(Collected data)
>>

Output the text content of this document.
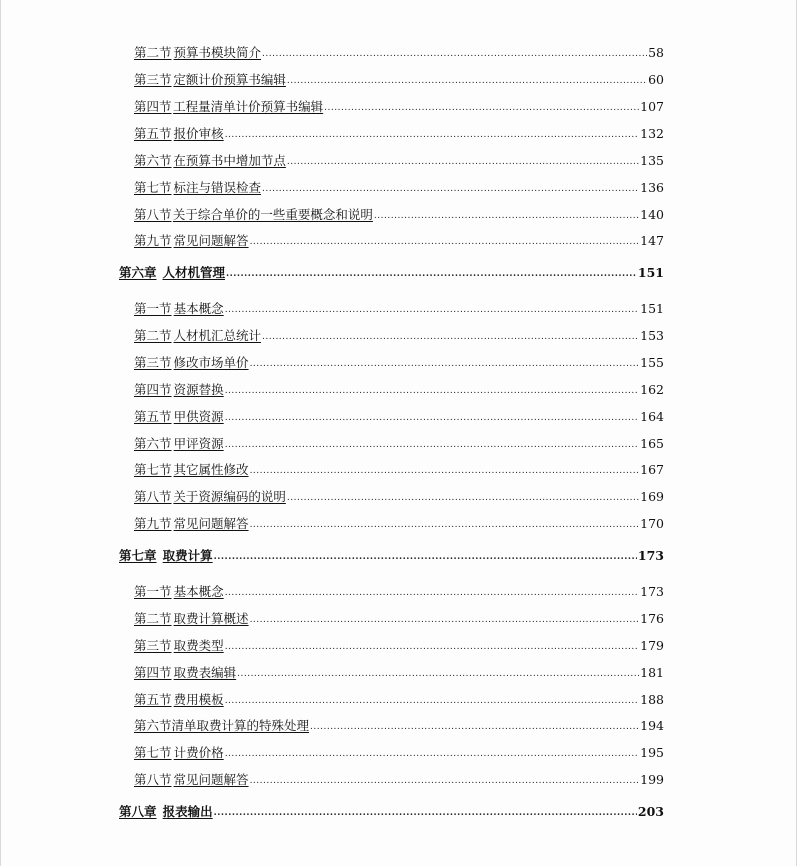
第二节 预算书模块简介 .....	58
第三节 定额计价预算书编辑 .....	60
第四节 工程量清单计价预算书编辑 .....	107
第五节 报价审核 .....	132
第六节 在预算书中增加节点 .....	135
第七节 标注与错误检查 .....	136
第八节 关于综合单价的一些重要概念和说明 .....	140
第九节 常见问题解答 .....	147
第六章 人材机管理 .....	151
第一节 基本概念 .....	151
第二节 人材机汇总统计 .....	153
第三节 修改市场单价 .....	155
第四节 资源替换 .....	162
第五节 甲供资源 .....	164
第六节 甲评资源 .....	165
第七节 其它属性修改 .....	167
第八节 关于资源编码的说明 .....	169
第九节 常见问题解答 .....	170
第七章 取费计算 .....	173
第一节 基本概念 .....	173
第二节 取费计算概述 .....	176
第三节 取费类型 .....	179
第四节 取费表编辑 .....	181
第五节 费用模板 .....	188
第六节 清单取费计算的特殊处理 .....	194
第七节 计费价格 .....	195
第八节 常见问题解答 .....	199
第八章 报表输出 .....	203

<<

> _SHORT TASK_
Repeat all the data as it stands, dropping any images it holds.

> _WRITTEN REPLY_
Output the text content of this document.
第二节 预算书模块简介 .....	58
第三节 定额计价预算书编辑 .....	60
第四节 工程量清单计价预算书编辑 .....	107
第五节 报价审核 .....	132
第六节 在预算书中增加节点 .....	135
第七节 标注与错误检查 .....	136
第八节 关于综合单价的一些重要概念和说明 .....	140
第九节 常见问题解答 .....	147
第六章 人材机管理 .....	151
第一节 基本概念 .....	151
第二节 人材机汇总统计 .....	153
第三节 修改市场单价 .....	155
第四节 资源替换 .....	162
第五节 甲供资源 .....	164
第六节 甲评资源 .....	165
第七节 其它属性修改 .....	167
第八节 关于资源编码的说明 .....	169
第九节 常见问题解答 .....	170
第七章 取费计算 .....	173
第一节 基本概念 .....	173
第二节 取费计算概述 .....	176
第三节 取费类型 .....	179
第四节 取费表编辑 .....	181
第五节 费用模板 .....	188
第六节 清单取费计算的特殊处理 .....	194
第七节 计费价格 .....	195
第八节 常见问题解答 .....	199
第八章 报表输出 .....	203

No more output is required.